### THE PROBLEM
Tally every line of the material that includes "Interna", then give the tally and nothing else.

### LISTING

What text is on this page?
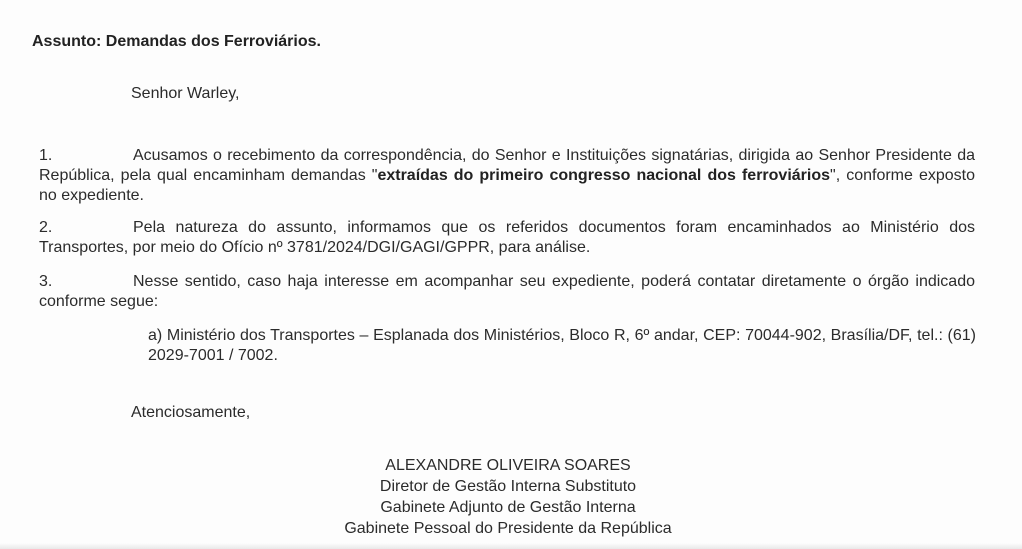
Assunto: Demandas dos Ferroviários.
Senhor Warley,
1.	Acusamos o recebimento da correspondência, do Senhor e Instituições signatárias, dirigida ao Senhor Presidente da República, pela qual encaminham demandas "extraídas do primeiro congresso nacional dos ferroviários", conforme exposto no expediente.
2.	Pela natureza do assunto, informamos que os referidos documentos foram encaminhados ao Ministério dos Transportes, por meio do Ofício nº 3781/2024/DGI/GAGI/GPPR, para análise.
3.	Nesse sentido, caso haja interesse em acompanhar seu expediente, poderá contatar diretamente o órgão indicado conforme segue:
a) Ministério dos Transportes – Esplanada dos Ministérios, Bloco R, 6º andar, CEP: 70044-902, Brasília/DF, tel.: (61) 2029-7001 / 7002.
Atenciosamente,
ALEXANDRE OLIVEIRA SOARES
Diretor de Gestão Interna Substituto
Gabinete Adjunto de Gestão Interna
Gabinete Pessoal do Presidente da República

### FINISHED EXERCISE
2